> Written exercise:
Rewrite the items below, changing every "crab" to "character" and leaving all other text untouched. Leave the picture out of your answer.

⟨

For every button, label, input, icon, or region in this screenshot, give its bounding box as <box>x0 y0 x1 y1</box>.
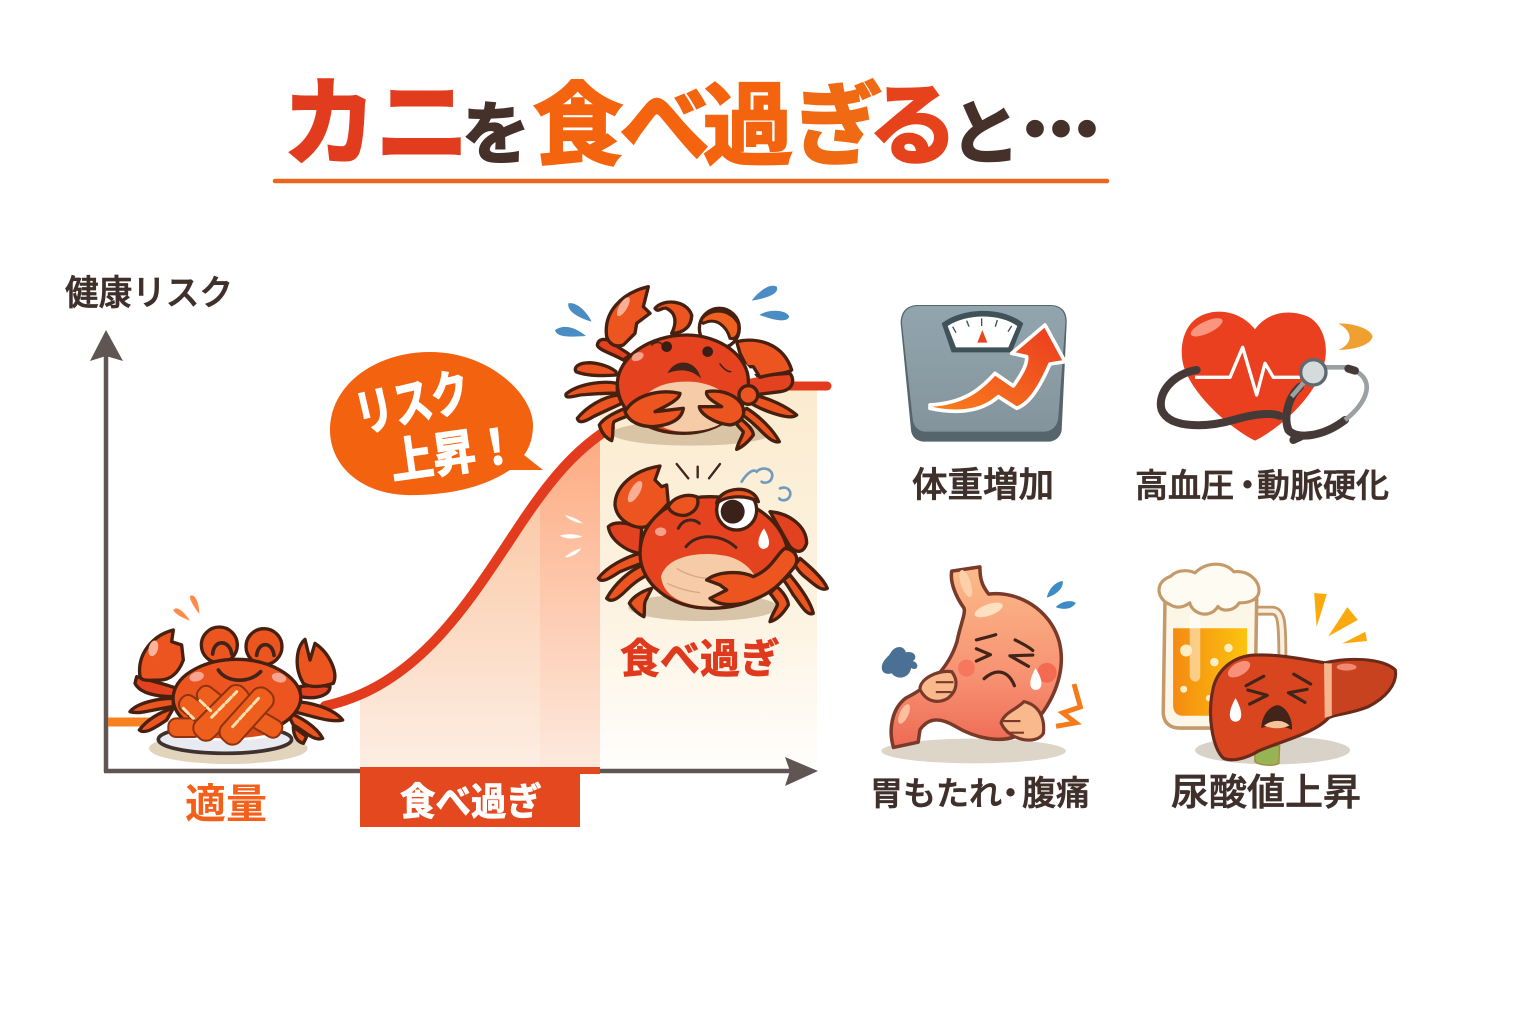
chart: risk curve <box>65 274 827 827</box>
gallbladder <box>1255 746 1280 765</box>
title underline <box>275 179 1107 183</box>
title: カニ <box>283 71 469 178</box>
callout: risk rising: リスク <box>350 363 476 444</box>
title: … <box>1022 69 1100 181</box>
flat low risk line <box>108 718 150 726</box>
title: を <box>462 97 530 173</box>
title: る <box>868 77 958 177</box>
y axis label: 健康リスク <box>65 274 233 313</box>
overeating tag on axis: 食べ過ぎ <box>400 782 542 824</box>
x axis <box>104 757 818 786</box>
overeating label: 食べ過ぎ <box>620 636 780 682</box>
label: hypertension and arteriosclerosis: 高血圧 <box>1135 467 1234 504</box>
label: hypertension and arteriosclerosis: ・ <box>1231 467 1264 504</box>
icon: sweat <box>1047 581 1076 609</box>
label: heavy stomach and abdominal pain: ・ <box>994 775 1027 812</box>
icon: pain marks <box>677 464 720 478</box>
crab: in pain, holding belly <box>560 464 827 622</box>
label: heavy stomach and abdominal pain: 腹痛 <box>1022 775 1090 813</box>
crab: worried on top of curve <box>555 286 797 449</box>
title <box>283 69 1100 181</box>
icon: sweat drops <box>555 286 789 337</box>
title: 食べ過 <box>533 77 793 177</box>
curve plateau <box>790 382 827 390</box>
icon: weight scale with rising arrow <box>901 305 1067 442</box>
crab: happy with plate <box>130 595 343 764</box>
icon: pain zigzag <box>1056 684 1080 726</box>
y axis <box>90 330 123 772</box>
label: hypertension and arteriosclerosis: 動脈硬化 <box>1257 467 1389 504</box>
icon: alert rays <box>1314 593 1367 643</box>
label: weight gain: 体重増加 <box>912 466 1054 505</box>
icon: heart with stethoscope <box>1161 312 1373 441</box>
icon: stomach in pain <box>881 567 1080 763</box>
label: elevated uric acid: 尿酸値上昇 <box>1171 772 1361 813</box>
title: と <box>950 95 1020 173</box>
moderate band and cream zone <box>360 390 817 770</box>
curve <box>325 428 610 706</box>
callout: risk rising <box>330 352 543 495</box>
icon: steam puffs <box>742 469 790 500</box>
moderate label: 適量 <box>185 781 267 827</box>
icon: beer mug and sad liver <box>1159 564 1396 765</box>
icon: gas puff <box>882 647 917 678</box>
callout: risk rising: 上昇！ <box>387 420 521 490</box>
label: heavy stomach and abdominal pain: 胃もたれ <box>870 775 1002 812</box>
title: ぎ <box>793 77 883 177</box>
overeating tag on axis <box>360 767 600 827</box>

⟩

> Written response:
For every button, label, input, icon, or region in this screenshot, give its bounding box as <box>x0 y0 x1 y1</box>.
chart: risk curve <box>65 274 827 827</box>
gallbladder <box>1255 746 1280 765</box>
title underline <box>275 179 1107 183</box>
title: カニ <box>283 71 469 178</box>
callout: risk rising: リスク <box>350 363 476 444</box>
title: … <box>1022 69 1100 181</box>
flat low risk line <box>108 718 150 726</box>
title: を <box>462 97 530 173</box>
title: る <box>868 77 958 177</box>
y axis label: 健康リスク <box>65 274 233 313</box>
overeating tag on axis: 食べ過ぎ <box>400 782 542 824</box>
x axis <box>104 757 818 786</box>
overeating label: 食べ過ぎ <box>620 636 780 682</box>
label: hypertension and arteriosclerosis: 高血圧 <box>1135 467 1234 504</box>
label: hypertension and arteriosclerosis: ・ <box>1231 467 1264 504</box>
icon: sweat <box>1047 581 1076 609</box>
label: heavy stomach and abdominal pain: ・ <box>994 775 1027 812</box>
icon: pain marks <box>677 464 720 478</box>
character: in pain, holding belly <box>560 464 827 622</box>
label: heavy stomach and abdominal pain: 腹痛 <box>1022 775 1090 813</box>
character: worried on top of curve <box>555 286 797 449</box>
title <box>283 69 1100 181</box>
icon: sweat drops <box>555 286 789 337</box>
title: 食べ過 <box>533 77 793 177</box>
curve plateau <box>790 382 827 390</box>
icon: weight scale with rising arrow <box>901 305 1067 442</box>
character: happy with plate <box>130 595 343 764</box>
icon: pain zigzag <box>1056 684 1080 726</box>
y axis <box>90 330 123 772</box>
label: hypertension and arteriosclerosis: 動脈硬化 <box>1257 467 1389 504</box>
icon: alert rays <box>1314 593 1367 643</box>
label: weight gain: 体重増加 <box>912 466 1054 505</box>
icon: heart with stethoscope <box>1161 312 1373 441</box>
icon: stomach in pain <box>881 567 1080 763</box>
label: elevated uric acid: 尿酸値上昇 <box>1171 772 1361 813</box>
title: と <box>950 95 1020 173</box>
moderate band and cream zone <box>360 390 817 770</box>
curve <box>325 428 610 706</box>
callout: risk rising <box>330 352 543 495</box>
icon: steam puffs <box>742 469 790 500</box>
moderate label: 適量 <box>185 781 267 827</box>
icon: beer mug and sad liver <box>1159 564 1396 765</box>
icon: gas puff <box>882 647 917 678</box>
callout: risk rising: 上昇！ <box>387 420 521 490</box>
label: heavy stomach and abdominal pain: 胃もたれ <box>870 775 1002 812</box>
title: ぎ <box>793 77 883 177</box>
overeating tag on axis <box>360 767 600 827</box>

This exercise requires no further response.